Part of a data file

++++

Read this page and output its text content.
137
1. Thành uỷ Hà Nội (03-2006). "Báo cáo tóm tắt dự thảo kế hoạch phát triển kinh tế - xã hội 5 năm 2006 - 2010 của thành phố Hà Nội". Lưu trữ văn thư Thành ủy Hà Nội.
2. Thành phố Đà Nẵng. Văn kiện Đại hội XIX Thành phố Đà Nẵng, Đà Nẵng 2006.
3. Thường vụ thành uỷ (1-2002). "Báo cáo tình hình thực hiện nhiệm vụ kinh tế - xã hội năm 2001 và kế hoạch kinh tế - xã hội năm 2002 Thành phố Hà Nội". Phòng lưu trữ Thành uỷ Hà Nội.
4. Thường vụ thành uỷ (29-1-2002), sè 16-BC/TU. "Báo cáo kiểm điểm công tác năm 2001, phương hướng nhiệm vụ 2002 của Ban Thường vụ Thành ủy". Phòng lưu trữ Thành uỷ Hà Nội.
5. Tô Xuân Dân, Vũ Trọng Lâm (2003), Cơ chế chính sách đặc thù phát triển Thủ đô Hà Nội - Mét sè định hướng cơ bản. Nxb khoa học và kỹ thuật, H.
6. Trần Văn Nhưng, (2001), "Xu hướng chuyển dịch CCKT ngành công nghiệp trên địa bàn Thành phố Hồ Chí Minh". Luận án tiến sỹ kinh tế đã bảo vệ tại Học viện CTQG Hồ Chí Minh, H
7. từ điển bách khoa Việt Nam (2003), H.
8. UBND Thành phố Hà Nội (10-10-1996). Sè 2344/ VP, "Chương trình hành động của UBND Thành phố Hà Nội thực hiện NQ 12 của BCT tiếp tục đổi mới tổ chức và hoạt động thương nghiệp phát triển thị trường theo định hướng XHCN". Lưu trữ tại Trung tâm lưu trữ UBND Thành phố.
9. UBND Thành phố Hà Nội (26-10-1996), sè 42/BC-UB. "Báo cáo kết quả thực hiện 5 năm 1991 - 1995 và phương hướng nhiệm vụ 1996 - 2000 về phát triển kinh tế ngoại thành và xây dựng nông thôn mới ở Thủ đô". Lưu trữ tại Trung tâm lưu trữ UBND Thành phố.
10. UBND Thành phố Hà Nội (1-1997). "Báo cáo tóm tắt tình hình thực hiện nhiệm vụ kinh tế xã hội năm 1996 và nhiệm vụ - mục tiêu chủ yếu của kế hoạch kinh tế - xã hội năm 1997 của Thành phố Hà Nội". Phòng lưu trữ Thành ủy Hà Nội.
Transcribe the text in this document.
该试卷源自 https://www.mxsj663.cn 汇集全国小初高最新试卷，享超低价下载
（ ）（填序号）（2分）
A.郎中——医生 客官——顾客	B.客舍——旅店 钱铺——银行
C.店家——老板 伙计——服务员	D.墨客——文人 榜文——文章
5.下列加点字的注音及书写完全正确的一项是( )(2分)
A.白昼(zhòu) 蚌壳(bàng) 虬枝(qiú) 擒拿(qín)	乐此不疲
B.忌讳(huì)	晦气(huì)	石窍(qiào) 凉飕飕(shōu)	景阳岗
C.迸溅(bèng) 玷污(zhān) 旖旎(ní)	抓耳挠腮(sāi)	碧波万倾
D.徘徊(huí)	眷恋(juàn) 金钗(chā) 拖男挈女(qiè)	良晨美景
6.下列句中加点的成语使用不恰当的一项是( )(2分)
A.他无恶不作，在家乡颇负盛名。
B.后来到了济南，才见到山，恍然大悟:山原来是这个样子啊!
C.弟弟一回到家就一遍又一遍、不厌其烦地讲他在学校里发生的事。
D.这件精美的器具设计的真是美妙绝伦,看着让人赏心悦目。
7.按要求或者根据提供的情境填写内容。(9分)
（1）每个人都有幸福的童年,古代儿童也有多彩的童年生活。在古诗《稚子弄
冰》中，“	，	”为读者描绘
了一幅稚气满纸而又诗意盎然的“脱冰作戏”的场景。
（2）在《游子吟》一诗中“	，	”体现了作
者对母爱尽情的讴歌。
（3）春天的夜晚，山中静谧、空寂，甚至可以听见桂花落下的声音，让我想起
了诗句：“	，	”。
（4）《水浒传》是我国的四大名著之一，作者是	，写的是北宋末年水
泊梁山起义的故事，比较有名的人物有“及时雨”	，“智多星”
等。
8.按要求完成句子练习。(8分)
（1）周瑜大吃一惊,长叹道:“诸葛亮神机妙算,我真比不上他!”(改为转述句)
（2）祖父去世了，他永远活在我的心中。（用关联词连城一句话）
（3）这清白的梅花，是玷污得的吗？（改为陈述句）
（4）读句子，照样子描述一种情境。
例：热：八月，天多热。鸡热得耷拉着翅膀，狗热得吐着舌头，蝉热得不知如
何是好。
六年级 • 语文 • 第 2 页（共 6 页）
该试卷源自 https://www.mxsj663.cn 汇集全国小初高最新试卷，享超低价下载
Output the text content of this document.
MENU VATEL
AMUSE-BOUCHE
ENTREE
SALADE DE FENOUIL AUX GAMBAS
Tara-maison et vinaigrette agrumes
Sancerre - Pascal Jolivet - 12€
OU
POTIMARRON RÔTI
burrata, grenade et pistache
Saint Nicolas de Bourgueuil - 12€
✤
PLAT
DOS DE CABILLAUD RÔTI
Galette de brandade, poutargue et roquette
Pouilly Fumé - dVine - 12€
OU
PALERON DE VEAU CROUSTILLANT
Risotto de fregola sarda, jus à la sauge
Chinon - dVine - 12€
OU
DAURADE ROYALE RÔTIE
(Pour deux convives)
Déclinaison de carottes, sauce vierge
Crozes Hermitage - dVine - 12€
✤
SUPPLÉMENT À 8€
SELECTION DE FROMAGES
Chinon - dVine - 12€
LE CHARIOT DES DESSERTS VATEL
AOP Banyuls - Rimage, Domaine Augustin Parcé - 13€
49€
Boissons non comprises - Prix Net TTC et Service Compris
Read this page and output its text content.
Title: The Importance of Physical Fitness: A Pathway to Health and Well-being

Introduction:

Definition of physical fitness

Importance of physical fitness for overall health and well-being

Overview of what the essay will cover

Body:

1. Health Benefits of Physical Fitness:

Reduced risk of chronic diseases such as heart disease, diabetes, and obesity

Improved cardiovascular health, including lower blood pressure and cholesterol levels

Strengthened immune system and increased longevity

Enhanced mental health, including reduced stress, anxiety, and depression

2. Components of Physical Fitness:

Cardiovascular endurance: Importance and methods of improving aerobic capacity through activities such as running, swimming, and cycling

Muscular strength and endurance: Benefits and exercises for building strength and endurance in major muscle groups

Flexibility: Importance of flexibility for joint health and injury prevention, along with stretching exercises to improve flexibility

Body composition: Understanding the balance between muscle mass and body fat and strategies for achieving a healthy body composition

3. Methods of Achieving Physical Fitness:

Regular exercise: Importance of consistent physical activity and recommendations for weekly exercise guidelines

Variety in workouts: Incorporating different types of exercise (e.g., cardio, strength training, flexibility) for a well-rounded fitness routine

++++

• _THE PROBLEM_
Which lines of the data above contain "muscle"? Copy each one.

• _SOLUTION FOR THIS PROBLEM_
Muscular strength and endurance: Benefits and exercises for building strength and endurance in major muscle groups
Body composition: Understanding the balance between muscle mass and body fat and strategies for achieving a healthy body composition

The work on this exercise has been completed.